Gather up every line that includes the string "niter".

▶

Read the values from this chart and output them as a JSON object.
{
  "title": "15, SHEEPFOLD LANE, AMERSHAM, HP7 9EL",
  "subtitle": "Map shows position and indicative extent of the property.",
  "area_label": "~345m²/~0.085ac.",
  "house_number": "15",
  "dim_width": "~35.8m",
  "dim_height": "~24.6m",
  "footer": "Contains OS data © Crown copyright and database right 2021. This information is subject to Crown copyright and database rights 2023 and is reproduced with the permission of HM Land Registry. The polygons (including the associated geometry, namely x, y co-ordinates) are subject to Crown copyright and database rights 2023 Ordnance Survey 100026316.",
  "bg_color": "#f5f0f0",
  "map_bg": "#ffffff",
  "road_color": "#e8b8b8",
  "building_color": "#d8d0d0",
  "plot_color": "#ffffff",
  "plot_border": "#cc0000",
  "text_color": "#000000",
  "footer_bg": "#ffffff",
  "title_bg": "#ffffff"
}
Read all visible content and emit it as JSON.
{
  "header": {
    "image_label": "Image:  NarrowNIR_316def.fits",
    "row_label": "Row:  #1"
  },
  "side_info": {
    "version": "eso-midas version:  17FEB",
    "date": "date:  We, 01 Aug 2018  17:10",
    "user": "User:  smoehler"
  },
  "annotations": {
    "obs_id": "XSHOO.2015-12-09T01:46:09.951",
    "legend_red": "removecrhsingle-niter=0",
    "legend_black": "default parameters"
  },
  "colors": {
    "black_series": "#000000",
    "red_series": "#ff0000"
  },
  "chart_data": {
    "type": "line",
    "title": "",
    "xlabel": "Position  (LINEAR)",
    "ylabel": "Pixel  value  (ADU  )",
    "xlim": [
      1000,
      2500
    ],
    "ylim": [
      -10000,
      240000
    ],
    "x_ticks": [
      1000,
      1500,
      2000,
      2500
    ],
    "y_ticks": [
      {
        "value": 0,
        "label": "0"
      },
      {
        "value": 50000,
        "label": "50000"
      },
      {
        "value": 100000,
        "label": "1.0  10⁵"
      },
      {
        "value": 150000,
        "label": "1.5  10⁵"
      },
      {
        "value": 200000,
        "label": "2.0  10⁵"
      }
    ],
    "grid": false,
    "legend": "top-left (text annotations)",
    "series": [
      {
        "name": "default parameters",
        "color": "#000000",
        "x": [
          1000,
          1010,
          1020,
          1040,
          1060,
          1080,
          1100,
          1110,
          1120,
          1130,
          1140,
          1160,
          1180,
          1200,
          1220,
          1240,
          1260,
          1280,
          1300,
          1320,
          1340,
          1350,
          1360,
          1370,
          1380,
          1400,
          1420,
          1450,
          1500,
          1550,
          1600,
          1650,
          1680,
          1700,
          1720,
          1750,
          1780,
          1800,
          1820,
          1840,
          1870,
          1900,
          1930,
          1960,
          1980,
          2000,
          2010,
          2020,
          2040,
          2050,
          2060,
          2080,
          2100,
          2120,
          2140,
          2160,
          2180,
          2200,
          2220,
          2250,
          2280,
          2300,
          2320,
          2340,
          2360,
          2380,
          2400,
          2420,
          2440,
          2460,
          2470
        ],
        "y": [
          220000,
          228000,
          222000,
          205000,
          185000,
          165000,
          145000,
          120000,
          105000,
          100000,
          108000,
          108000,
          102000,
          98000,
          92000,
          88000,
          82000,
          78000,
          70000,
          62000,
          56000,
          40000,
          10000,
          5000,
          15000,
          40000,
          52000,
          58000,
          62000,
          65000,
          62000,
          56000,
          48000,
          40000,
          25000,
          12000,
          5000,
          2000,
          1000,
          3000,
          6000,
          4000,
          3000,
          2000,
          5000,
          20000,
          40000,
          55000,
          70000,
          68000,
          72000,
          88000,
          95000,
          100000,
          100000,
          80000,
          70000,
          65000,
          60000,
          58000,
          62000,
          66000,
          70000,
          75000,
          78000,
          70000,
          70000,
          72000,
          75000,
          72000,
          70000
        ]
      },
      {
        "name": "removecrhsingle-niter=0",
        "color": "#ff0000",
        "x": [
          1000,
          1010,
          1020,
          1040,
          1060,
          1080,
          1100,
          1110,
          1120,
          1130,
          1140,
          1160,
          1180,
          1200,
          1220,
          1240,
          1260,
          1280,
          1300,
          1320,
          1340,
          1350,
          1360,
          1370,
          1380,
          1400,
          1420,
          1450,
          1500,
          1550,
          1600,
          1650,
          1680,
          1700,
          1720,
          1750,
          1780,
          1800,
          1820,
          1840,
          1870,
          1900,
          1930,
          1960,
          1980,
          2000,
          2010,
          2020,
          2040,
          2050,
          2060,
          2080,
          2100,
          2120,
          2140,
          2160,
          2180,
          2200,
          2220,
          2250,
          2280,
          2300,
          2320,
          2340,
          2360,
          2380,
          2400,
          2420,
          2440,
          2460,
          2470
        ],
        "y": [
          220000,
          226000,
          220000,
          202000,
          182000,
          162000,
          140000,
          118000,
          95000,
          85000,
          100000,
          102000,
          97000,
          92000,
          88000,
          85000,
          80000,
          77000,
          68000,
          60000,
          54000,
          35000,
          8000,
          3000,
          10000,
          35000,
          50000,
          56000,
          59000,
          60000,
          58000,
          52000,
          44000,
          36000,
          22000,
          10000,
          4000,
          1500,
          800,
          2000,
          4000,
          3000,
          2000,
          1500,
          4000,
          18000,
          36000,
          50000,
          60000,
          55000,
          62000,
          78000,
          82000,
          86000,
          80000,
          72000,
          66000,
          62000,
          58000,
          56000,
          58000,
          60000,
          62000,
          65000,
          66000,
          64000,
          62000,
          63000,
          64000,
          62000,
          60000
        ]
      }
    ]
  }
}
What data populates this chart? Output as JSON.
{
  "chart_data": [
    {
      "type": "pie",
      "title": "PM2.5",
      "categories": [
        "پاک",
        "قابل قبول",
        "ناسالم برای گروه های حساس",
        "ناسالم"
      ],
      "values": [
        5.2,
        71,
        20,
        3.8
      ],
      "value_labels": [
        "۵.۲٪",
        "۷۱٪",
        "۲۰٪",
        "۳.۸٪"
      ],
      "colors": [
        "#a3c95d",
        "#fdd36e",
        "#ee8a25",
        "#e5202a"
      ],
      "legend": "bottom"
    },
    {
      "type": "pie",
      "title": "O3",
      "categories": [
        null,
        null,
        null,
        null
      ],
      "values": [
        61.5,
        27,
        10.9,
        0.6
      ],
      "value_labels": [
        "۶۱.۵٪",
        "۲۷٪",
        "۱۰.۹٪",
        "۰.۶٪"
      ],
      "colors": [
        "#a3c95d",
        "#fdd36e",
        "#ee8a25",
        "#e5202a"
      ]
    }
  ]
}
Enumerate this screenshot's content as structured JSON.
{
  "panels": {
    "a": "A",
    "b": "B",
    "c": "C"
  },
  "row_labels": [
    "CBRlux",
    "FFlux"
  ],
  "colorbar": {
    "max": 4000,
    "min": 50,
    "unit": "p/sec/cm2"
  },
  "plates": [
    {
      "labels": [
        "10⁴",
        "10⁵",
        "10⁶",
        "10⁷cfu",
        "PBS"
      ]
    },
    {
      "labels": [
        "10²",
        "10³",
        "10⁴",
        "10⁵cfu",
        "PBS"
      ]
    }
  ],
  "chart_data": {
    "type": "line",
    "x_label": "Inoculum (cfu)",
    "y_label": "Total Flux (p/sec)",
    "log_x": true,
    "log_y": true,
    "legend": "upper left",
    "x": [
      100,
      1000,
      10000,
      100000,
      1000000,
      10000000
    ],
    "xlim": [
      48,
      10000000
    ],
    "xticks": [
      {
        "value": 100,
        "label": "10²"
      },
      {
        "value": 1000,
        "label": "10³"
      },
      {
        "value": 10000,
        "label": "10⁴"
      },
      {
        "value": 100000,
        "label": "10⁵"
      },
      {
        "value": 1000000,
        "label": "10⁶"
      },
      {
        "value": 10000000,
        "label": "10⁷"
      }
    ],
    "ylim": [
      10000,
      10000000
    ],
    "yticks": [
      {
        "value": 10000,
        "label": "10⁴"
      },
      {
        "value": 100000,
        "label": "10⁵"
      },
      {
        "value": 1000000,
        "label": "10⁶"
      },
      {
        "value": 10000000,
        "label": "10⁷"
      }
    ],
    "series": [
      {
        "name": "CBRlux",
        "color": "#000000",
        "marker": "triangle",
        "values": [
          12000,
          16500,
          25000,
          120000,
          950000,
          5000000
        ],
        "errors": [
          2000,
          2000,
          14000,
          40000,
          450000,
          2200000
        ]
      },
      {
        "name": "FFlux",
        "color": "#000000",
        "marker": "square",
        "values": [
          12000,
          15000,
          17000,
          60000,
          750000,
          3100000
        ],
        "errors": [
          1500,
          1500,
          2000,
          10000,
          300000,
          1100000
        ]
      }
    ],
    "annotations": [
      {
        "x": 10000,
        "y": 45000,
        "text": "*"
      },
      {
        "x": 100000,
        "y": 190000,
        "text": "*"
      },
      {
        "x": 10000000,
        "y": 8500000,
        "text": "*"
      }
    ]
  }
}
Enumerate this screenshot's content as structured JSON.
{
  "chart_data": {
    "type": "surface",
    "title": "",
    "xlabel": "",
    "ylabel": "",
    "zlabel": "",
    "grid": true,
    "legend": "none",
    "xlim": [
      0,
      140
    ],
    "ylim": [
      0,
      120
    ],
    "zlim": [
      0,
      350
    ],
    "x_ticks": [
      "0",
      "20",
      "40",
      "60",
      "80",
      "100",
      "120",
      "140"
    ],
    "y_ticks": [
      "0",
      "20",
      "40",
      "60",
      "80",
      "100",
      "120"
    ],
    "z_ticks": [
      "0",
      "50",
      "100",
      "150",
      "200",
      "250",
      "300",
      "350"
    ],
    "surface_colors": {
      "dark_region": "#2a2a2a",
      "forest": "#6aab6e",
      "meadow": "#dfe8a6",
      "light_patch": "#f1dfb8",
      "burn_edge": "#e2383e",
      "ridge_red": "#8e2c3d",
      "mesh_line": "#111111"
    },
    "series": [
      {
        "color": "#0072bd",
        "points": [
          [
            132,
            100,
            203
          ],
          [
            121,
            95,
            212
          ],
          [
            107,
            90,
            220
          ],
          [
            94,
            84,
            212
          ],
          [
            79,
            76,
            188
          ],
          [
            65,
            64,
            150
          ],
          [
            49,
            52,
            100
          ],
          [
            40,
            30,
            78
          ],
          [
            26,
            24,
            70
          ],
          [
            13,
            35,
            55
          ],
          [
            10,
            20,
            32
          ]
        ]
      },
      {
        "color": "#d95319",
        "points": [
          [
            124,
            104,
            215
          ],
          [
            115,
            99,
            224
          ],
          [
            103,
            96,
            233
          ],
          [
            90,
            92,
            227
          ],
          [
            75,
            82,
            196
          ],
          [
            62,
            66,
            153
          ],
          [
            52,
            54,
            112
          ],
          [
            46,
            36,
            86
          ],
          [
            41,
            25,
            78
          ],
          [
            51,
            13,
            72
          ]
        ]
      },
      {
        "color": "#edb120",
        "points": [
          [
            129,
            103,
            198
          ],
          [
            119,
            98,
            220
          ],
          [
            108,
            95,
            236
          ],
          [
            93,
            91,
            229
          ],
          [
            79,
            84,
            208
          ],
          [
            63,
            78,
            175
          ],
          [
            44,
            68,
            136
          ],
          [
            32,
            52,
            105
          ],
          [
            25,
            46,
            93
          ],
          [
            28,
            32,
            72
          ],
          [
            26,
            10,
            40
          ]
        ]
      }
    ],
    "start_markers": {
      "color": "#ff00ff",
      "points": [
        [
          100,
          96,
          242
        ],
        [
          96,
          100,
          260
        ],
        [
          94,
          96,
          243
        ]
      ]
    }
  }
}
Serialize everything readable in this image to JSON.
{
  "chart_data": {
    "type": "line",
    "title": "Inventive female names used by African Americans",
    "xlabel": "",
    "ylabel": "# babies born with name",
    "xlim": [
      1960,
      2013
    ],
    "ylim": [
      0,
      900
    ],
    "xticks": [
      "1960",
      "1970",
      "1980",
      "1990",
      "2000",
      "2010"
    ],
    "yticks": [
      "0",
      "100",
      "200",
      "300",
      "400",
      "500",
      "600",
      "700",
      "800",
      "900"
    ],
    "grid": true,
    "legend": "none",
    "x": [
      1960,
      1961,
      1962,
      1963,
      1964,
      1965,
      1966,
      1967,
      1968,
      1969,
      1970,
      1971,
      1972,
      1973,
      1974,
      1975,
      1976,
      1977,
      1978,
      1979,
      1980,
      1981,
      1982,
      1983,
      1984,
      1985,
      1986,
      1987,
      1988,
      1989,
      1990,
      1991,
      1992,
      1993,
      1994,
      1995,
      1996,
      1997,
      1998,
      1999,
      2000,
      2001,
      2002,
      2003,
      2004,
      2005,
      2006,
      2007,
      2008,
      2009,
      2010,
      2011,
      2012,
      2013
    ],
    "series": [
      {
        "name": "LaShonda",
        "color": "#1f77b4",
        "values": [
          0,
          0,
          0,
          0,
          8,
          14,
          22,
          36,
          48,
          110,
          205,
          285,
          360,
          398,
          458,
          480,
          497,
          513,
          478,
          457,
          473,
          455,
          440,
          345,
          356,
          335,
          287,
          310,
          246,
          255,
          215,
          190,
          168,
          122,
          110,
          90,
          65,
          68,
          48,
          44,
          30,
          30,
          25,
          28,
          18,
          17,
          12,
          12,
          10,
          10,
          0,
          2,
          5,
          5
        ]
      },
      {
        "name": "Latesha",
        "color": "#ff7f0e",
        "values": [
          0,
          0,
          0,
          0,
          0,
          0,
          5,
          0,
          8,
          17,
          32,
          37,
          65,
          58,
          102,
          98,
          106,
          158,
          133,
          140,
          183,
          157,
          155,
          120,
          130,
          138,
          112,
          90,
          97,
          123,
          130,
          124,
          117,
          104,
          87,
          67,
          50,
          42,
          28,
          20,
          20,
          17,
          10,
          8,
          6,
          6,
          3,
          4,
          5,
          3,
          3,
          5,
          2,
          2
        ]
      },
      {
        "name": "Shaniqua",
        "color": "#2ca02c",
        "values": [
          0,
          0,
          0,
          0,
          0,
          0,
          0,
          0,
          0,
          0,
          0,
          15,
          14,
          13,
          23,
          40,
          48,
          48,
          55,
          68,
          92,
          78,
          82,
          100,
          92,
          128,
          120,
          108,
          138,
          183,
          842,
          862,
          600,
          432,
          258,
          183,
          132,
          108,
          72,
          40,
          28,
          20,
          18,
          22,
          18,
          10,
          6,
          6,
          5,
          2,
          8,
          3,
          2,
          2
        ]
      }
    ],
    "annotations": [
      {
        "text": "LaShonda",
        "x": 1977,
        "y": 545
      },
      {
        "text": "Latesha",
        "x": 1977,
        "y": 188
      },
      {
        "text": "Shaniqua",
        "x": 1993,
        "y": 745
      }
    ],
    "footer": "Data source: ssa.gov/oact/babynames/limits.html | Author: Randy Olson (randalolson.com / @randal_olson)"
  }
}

◀

◆ Correct response
    "legend_red": "removecrhsingle-niter=0",
        "name": "removecrhsingle-niter=0",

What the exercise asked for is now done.